EXERCISE PROMPT: Collect all lines containing the word "title" from the data.

↓

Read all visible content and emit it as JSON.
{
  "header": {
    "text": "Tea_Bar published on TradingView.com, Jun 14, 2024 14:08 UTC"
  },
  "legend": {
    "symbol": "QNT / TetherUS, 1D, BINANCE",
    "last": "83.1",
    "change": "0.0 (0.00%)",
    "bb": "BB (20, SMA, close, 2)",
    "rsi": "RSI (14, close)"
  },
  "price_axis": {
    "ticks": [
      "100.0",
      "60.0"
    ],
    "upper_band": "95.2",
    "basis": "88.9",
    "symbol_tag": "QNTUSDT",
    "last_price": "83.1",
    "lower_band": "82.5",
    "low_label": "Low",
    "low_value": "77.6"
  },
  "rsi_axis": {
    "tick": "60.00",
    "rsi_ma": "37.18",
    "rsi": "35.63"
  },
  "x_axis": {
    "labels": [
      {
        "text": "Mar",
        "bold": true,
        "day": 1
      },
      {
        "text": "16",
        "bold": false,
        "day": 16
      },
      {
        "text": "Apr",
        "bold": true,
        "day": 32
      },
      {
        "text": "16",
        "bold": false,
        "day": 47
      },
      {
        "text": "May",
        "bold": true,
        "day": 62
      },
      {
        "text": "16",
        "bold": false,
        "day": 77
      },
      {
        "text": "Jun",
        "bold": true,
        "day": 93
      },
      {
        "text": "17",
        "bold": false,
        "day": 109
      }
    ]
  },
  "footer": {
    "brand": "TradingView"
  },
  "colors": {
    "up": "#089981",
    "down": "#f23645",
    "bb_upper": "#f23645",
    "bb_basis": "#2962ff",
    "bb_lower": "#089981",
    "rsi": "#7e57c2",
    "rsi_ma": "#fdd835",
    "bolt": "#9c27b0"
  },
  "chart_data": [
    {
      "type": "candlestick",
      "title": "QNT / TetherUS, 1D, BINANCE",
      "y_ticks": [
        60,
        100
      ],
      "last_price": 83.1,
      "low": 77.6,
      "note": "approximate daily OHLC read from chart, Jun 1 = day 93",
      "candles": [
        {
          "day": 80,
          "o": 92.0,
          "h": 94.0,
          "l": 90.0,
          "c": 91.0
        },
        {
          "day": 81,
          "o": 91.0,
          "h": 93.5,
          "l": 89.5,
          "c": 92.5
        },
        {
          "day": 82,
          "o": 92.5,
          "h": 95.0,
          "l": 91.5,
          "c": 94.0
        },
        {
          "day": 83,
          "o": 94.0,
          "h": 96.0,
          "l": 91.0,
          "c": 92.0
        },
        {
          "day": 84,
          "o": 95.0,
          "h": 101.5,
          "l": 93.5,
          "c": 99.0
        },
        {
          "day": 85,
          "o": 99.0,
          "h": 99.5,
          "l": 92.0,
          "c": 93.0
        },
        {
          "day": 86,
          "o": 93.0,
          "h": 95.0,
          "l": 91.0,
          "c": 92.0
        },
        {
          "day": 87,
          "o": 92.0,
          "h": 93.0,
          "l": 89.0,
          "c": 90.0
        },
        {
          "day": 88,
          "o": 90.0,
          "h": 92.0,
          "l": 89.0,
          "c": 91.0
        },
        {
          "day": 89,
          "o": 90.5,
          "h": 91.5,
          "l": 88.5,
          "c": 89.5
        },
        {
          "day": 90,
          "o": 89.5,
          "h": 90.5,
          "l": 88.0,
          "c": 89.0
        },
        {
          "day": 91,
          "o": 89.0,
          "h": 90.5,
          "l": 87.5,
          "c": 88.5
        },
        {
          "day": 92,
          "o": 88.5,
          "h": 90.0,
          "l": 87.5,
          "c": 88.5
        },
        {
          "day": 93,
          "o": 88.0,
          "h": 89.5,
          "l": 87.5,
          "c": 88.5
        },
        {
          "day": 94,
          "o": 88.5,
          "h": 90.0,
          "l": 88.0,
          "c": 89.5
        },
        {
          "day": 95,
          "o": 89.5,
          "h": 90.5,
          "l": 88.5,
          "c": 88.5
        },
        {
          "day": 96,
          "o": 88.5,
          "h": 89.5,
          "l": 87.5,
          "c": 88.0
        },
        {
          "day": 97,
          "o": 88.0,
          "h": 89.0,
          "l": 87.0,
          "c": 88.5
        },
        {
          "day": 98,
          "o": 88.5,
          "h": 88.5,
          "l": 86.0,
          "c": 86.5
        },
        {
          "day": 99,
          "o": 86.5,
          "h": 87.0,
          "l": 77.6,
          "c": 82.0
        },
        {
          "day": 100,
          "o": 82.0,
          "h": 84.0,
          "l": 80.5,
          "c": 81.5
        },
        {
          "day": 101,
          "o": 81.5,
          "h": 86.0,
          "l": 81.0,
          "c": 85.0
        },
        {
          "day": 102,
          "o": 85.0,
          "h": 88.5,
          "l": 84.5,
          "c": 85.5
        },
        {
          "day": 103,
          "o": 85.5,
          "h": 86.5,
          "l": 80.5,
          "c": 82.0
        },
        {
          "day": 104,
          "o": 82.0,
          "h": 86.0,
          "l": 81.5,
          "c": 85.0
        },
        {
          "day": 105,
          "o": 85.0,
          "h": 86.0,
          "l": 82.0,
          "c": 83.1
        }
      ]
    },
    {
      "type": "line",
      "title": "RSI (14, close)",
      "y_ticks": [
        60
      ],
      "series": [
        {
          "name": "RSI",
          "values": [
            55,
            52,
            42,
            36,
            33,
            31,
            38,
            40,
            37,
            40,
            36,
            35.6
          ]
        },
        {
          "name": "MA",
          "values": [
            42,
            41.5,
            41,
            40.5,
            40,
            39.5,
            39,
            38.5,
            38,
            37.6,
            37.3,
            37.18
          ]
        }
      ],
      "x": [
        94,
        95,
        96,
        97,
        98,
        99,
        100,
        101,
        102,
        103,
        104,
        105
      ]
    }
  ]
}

↑

COMPLETE RESPONSE:
      "title": "QNT / TetherUS, 1D, BINANCE",
      "title": "RSI (14, close)",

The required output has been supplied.